[Input data]
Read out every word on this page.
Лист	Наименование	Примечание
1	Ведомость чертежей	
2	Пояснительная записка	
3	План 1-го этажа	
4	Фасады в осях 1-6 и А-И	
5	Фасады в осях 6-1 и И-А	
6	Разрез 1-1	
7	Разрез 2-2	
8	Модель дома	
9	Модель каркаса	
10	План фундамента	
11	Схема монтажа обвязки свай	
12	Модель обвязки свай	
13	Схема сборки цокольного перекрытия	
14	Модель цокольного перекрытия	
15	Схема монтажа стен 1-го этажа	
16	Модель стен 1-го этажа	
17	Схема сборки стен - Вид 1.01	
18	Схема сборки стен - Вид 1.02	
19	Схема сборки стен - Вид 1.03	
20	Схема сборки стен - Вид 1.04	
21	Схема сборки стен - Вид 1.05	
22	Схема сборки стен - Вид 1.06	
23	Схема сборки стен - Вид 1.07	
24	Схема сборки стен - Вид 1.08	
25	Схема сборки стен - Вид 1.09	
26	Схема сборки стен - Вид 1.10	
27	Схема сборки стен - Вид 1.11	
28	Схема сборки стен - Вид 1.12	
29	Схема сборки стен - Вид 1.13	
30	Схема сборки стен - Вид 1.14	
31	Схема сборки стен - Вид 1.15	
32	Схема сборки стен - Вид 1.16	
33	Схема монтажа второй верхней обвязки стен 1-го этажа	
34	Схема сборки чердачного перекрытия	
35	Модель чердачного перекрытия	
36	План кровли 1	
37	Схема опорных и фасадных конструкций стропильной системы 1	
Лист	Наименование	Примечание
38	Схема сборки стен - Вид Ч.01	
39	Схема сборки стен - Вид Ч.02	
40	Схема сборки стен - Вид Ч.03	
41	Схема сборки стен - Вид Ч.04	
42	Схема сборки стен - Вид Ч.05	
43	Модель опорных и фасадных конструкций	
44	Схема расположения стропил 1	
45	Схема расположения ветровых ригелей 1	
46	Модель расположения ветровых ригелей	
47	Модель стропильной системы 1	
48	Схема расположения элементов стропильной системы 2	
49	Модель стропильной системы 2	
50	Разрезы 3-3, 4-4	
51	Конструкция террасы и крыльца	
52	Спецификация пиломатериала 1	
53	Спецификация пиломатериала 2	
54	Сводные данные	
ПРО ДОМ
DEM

[Exercise requirements]
Extract every entry above as it appears.

[Task response]
Read out every word on this page.
Лист	Наименование	Примечание
1	Ведомость чертежей	
2	Пояснительная записка	
3	План 1-го этажа	
4	Фасады в осях 1-6 и А-И	
5	Фасады в осях 6-1 и И-А	
6	Разрез 1-1	
7	Разрез 2-2	
8	Модель дома	
9	Модель каркаса	
10	План фундамента	
11	Схема монтажа обвязки свай	
12	Модель обвязки свай	
13	Схема сборки цокольного перекрытия	
14	Модель цокольного перекрытия	
15	Схема монтажа стен 1-го этажа	
16	Модель стен 1-го этажа	
17	Схема сборки стен - Вид 1.01	
18	Схема сборки стен - Вид 1.02	
19	Схема сборки стен - Вид 1.03	
20	Схема сборки стен - Вид 1.04	
21	Схема сборки стен - Вид 1.05	
22	Схема сборки стен - Вид 1.06	
23	Схема сборки стен - Вид 1.07	
24	Схема сборки стен - Вид 1.08	
25	Схема сборки стен - Вид 1.09	
26	Схема сборки стен - Вид 1.10	
27	Схема сборки стен - Вид 1.11	
28	Схема сборки стен - Вид 1.12	
29	Схема сборки стен - Вид 1.13	
30	Схема сборки стен - Вид 1.14	
31	Схема сборки стен - Вид 1.15	
32	Схема сборки стен - Вид 1.16	
33	Схема монтажа второй верхней обвязки стен 1-го этажа	
34	Схема сборки чердачного перекрытия	
35	Модель чердачного перекрытия	
36	План кровли 1	
37	Схема опорных и фасадных конструкций стропильной системы 1	
Лист	Наименование	Примечание
38	Схема сборки стен - Вид Ч.01	
39	Схема сборки стен - Вид Ч.02	
40	Схема сборки стен - Вид Ч.03	
41	Схема сборки стен - Вид Ч.04	
42	Схема сборки стен - Вид Ч.05	
43	Модель опорных и фасадных конструкций	
44	Схема расположения стропил 1	
45	Схема расположения ветровых ригелей 1	
46	Модель расположения ветровых ригелей	
47	Модель стропильной системы 1	
48	Схема расположения элементов стропильной системы 2	
49	Модель стропильной системы 2	
50	Разрезы 3-3, 4-4	
51	Конструкция террасы и крыльца	
52	Спецификация пиломатериала 1	
53	Спецификация пиломатериала 2	
54	Сводные данные	
ПРО ДОМ
DEM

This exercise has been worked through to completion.